### Given records
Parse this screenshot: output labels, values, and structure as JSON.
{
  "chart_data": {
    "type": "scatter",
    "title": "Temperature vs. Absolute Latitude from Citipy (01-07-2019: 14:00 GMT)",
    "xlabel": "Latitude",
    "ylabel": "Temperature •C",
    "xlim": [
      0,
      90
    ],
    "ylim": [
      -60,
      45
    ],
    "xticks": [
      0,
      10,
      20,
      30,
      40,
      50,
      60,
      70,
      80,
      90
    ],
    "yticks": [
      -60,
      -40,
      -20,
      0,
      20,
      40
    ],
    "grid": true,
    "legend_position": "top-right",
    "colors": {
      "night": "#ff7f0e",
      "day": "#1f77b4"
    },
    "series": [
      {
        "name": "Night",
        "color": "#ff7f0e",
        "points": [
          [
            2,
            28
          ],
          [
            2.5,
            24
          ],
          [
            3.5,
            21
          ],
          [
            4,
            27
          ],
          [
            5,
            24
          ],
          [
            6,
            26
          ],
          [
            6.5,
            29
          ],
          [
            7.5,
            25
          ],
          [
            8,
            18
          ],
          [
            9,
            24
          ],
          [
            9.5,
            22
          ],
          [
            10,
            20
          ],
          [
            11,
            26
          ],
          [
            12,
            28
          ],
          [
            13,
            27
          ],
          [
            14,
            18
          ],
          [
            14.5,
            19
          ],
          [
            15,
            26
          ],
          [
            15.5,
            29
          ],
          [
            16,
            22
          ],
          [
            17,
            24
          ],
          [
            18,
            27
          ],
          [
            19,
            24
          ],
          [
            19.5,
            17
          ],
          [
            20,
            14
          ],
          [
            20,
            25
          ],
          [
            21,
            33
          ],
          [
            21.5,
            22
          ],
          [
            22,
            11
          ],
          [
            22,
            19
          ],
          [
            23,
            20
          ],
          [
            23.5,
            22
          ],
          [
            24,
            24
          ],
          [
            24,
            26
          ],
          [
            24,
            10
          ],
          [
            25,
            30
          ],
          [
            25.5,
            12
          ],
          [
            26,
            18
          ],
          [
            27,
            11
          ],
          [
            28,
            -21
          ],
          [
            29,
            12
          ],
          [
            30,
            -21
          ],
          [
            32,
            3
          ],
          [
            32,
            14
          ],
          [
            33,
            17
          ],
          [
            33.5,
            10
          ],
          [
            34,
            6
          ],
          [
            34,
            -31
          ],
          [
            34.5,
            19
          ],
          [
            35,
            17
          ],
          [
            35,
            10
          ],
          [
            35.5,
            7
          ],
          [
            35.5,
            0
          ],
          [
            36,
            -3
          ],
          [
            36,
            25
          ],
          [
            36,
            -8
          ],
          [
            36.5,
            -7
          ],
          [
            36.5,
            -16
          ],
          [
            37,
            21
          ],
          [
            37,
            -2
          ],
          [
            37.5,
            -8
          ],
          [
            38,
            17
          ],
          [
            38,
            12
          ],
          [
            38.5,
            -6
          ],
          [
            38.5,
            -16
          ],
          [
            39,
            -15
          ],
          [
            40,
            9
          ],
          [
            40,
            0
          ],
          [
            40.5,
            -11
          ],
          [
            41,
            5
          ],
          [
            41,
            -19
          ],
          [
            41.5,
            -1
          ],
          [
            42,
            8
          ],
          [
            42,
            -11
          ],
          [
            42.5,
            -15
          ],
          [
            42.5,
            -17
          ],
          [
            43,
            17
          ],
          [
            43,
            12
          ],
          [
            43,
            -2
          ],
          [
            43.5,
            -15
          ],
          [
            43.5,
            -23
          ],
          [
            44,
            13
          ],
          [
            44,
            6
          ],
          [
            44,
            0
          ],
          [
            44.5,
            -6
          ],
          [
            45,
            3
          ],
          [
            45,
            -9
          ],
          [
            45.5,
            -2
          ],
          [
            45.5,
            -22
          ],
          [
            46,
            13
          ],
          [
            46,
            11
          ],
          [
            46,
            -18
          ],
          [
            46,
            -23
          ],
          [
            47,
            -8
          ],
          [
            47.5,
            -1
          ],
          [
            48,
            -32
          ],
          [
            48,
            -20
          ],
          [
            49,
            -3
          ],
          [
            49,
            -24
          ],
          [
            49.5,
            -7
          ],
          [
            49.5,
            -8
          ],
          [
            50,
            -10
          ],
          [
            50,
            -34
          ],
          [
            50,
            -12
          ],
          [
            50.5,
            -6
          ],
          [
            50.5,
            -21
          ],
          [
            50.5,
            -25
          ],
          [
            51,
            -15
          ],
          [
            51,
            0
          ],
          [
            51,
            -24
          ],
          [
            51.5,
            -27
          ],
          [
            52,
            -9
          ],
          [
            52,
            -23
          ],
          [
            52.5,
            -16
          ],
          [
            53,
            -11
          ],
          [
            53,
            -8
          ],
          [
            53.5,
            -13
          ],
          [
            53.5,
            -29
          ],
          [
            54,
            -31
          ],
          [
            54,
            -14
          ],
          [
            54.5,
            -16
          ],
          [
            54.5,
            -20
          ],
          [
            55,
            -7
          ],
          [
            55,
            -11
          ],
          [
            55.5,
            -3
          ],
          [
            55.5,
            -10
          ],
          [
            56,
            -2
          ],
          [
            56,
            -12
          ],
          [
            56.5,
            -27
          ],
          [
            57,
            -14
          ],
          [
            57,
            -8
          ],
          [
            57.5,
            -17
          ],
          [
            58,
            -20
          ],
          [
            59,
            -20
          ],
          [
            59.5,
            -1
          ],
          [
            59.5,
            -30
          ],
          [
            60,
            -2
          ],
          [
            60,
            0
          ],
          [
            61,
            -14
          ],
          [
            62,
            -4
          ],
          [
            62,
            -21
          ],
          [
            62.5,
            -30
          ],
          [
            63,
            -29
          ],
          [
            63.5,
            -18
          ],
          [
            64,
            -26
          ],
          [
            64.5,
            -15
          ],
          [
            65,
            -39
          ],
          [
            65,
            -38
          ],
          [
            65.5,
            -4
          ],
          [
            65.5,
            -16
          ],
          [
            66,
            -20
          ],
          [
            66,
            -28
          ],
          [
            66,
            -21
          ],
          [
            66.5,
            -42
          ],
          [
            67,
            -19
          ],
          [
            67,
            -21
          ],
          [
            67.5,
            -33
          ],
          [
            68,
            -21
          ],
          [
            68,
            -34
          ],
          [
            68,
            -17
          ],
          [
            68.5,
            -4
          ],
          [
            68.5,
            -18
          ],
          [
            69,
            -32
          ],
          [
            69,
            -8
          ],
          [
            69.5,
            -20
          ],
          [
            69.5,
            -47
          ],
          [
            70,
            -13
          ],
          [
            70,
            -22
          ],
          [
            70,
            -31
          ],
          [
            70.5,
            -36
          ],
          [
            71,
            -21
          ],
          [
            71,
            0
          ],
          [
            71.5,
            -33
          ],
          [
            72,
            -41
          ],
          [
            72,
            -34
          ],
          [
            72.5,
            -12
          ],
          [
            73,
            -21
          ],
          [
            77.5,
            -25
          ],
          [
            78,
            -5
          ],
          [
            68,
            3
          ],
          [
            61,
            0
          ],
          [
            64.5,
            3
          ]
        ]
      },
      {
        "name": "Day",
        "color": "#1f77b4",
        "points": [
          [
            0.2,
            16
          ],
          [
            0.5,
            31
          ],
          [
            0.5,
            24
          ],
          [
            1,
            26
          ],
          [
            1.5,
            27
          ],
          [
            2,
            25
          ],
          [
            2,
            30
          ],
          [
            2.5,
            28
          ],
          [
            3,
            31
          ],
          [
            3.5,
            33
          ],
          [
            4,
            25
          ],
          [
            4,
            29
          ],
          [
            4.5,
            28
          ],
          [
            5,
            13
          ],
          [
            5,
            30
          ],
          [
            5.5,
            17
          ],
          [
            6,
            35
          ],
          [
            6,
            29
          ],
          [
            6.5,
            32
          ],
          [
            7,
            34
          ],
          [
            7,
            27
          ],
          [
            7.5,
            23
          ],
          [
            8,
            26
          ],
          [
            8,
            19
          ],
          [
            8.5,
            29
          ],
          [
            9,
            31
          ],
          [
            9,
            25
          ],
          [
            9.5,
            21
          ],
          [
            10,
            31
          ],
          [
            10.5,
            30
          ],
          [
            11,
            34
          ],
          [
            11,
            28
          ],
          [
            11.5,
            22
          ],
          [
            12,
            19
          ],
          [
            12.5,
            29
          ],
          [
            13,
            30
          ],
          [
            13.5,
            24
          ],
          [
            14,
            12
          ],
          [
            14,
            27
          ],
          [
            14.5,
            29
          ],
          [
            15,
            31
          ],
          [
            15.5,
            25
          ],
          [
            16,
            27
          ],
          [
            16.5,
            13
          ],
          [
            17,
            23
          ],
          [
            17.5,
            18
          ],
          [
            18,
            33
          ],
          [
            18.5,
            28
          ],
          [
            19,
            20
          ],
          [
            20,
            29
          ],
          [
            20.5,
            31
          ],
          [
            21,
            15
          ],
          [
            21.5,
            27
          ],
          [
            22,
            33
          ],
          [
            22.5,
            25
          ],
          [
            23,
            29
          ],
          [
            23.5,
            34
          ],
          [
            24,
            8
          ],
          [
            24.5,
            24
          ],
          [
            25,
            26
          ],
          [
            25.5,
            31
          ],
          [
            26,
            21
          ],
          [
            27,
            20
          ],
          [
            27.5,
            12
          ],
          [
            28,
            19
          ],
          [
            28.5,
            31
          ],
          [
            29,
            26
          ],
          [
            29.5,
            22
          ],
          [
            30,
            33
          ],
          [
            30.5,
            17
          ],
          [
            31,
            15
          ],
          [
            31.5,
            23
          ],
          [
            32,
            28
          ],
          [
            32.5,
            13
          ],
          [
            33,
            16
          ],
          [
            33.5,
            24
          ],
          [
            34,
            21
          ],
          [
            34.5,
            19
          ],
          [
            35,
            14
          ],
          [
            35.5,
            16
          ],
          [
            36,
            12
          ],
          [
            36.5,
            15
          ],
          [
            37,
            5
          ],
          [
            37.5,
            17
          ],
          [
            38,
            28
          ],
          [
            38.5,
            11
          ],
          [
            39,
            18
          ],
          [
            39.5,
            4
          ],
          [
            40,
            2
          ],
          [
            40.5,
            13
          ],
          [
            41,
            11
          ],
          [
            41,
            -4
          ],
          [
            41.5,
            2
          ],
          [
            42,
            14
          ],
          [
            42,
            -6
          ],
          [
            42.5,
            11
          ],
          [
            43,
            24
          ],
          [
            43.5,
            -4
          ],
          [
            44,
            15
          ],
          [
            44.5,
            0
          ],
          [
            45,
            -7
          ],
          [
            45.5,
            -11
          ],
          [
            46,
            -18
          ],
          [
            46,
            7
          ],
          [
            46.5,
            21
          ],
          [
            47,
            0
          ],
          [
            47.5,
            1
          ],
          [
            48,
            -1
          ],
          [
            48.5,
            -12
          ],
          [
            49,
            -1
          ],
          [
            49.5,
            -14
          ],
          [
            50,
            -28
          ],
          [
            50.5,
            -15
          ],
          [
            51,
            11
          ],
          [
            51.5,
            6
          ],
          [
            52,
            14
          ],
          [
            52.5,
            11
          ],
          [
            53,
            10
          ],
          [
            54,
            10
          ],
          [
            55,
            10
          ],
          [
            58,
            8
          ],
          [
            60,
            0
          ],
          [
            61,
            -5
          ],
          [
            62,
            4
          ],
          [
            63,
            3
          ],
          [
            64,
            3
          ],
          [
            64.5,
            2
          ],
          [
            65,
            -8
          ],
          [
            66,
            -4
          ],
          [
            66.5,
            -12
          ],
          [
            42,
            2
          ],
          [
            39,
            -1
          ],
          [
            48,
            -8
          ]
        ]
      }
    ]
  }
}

### What the exercise asks
Using the material above, work out how many lines contain the string "Latitude". Give that number alone.

### Exercise answer
2